Stored entries:
"""

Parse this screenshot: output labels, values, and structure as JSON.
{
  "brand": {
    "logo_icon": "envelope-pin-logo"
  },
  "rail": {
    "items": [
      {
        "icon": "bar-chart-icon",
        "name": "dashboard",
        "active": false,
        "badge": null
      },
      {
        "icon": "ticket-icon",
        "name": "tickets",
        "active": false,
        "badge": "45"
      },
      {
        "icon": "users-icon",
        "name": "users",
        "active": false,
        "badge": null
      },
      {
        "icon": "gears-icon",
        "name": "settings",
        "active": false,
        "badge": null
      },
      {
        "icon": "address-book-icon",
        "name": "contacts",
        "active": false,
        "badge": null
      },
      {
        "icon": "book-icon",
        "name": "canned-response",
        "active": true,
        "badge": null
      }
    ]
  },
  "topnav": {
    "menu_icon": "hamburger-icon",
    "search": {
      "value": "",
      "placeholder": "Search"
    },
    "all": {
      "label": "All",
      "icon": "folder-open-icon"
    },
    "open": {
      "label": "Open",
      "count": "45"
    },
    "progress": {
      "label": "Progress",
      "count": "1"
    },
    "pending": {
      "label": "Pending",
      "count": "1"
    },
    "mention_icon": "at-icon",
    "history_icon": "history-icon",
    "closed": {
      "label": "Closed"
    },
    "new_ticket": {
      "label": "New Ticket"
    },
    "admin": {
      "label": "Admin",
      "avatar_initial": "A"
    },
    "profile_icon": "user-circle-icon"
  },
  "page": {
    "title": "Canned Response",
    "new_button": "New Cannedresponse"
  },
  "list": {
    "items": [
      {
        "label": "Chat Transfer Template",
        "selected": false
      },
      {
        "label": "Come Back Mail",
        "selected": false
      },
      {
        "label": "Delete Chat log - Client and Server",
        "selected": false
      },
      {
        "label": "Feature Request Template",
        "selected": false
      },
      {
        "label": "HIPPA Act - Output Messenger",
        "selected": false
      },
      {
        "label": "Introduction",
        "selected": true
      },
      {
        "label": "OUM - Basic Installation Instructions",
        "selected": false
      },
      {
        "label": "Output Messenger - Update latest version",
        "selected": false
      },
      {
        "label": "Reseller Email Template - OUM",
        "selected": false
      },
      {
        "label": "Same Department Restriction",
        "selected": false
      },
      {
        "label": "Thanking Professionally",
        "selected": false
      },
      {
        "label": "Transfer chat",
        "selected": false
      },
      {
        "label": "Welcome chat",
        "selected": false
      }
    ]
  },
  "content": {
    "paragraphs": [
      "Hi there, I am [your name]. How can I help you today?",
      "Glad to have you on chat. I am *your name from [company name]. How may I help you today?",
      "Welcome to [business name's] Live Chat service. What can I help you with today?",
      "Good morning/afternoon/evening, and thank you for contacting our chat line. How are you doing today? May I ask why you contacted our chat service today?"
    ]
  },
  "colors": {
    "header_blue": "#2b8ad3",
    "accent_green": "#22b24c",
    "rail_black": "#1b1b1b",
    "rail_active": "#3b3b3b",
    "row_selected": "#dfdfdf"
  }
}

"""

What the task asks ::
From the listing above, copy every line that holds the string "service".

Result ::
      "Welcome to [business name's] Live Chat service. What can I help you with today?",
      "Good morning/afternoon/evening, and thank you for contacting our chat line. How are you doing today? May I ask why you contacted our chat service today?"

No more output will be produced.